## Task description:
Set down each entry exactly as given; pictures should not appear in the copy.

(Lines of data)
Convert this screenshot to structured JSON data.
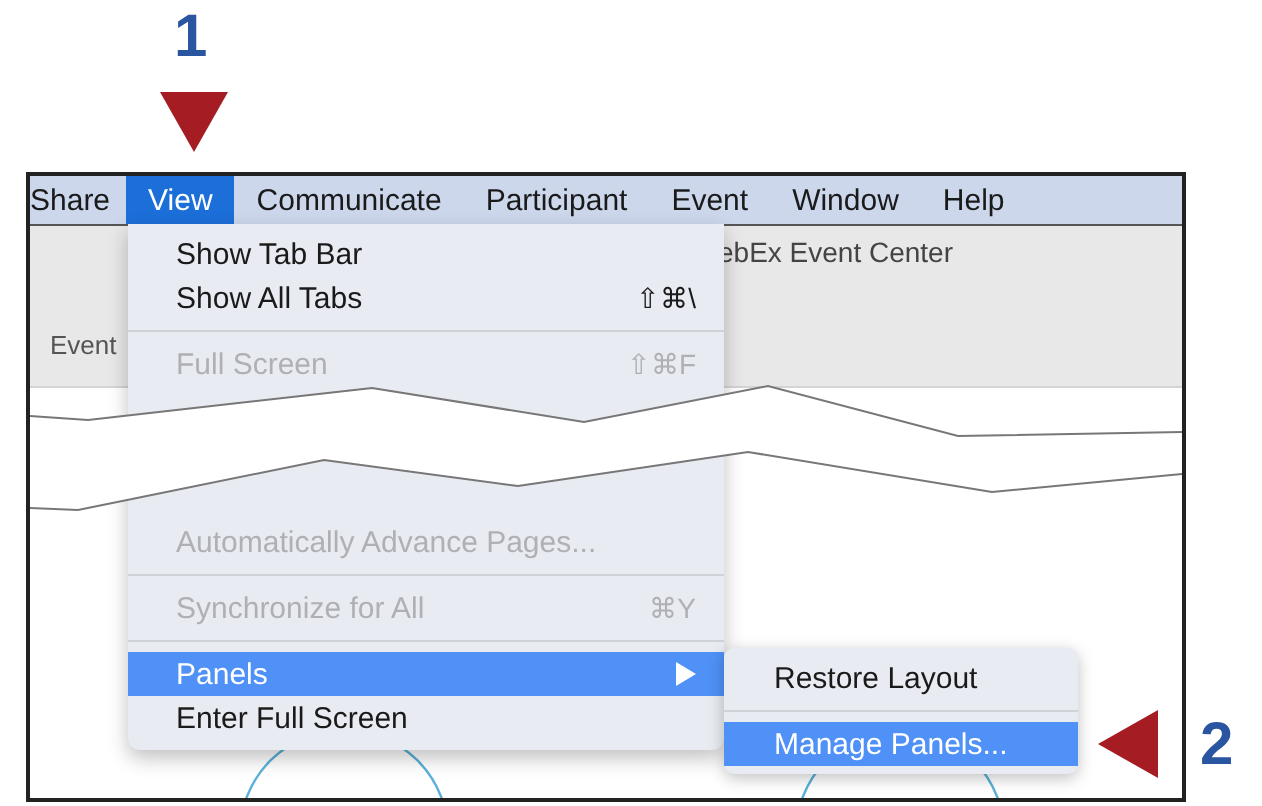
{
  "annotations": [
    {
      "label": "1"
    },
    {
      "label": "2"
    }
  ],
  "menubar": [
    {
      "label": "Share",
      "selected": false
    },
    {
      "label": "View",
      "selected": true
    },
    {
      "label": "Communicate",
      "selected": false
    },
    {
      "label": "Participant",
      "selected": false
    },
    {
      "label": "Event",
      "selected": false
    },
    {
      "label": "Window",
      "selected": false
    },
    {
      "label": "Help",
      "selected": false
    }
  ],
  "window": {
    "title": "ebEx Event Center",
    "tab": "Event"
  },
  "view_menu": [
    {
      "kind": "item",
      "label": "Show Tab Bar",
      "disabled": false,
      "selected": false,
      "submenu": false
    },
    {
      "kind": "item",
      "label": "Show All Tabs",
      "shortcut": "⇧⌘\\",
      "disabled": false,
      "selected": false,
      "submenu": false
    },
    {
      "kind": "separator"
    },
    {
      "kind": "item",
      "label": "Full Screen",
      "shortcut": "⇧⌘F",
      "disabled": true,
      "selected": false,
      "submenu": false
    },
    {
      "kind": "break"
    },
    {
      "kind": "item",
      "label": "Automatically Advance Pages...",
      "disabled": true,
      "selected": false,
      "submenu": false
    },
    {
      "kind": "separator"
    },
    {
      "kind": "item",
      "label": "Synchronize for All",
      "shortcut": "⌘Y",
      "disabled": true,
      "selected": false,
      "submenu": false
    },
    {
      "kind": "separator"
    },
    {
      "kind": "item",
      "label": "Panels",
      "disabled": false,
      "selected": true,
      "submenu": true
    },
    {
      "kind": "item",
      "label": "Enter Full Screen",
      "disabled": false,
      "selected": false,
      "submenu": false
    }
  ],
  "panels_submenu": [
    {
      "kind": "item",
      "label": "Restore Layout",
      "selected": false
    },
    {
      "kind": "separator"
    },
    {
      "kind": "item",
      "label": "Manage Panels...",
      "selected": true
    }
  ]
}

## Correct result:
Convert this screenshot to structured JSON data.
{
  "annotations": [
    {
      "label": "1"
    },
    {
      "label": "2"
    }
  ],
  "menubar": [
    {
      "label": "Share",
      "selected": false
    },
    {
      "label": "View",
      "selected": true
    },
    {
      "label": "Communicate",
      "selected": false
    },
    {
      "label": "Participant",
      "selected": false
    },
    {
      "label": "Event",
      "selected": false
    },
    {
      "label": "Window",
      "selected": false
    },
    {
      "label": "Help",
      "selected": false
    }
  ],
  "window": {
    "title": "ebEx Event Center",
    "tab": "Event"
  },
  "view_menu": [
    {
      "kind": "item",
      "label": "Show Tab Bar",
      "disabled": false,
      "selected": false,
      "submenu": false
    },
    {
      "kind": "item",
      "label": "Show All Tabs",
      "shortcut": "⇧⌘\\",
      "disabled": false,
      "selected": false,
      "submenu": false
    },
    {
      "kind": "separator"
    },
    {
      "kind": "item",
      "label": "Full Screen",
      "shortcut": "⇧⌘F",
      "disabled": true,
      "selected": false,
      "submenu": false
    },
    {
      "kind": "break"
    },
    {
      "kind": "item",
      "label": "Automatically Advance Pages...",
      "disabled": true,
      "selected": false,
      "submenu": false
    },
    {
      "kind": "separator"
    },
    {
      "kind": "item",
      "label": "Synchronize for All",
      "shortcut": "⌘Y",
      "disabled": true,
      "selected": false,
      "submenu": false
    },
    {
      "kind": "separator"
    },
    {
      "kind": "item",
      "label": "Panels",
      "disabled": false,
      "selected": true,
      "submenu": true
    },
    {
      "kind": "item",
      "label": "Enter Full Screen",
      "disabled": false,
      "selected": false,
      "submenu": false
    }
  ],
  "panels_submenu": [
    {
      "kind": "item",
      "label": "Restore Layout",
      "selected": false
    },
    {
      "kind": "separator"
    },
    {
      "kind": "item",
      "label": "Manage Panels...",
      "selected": true
    }
  ]
}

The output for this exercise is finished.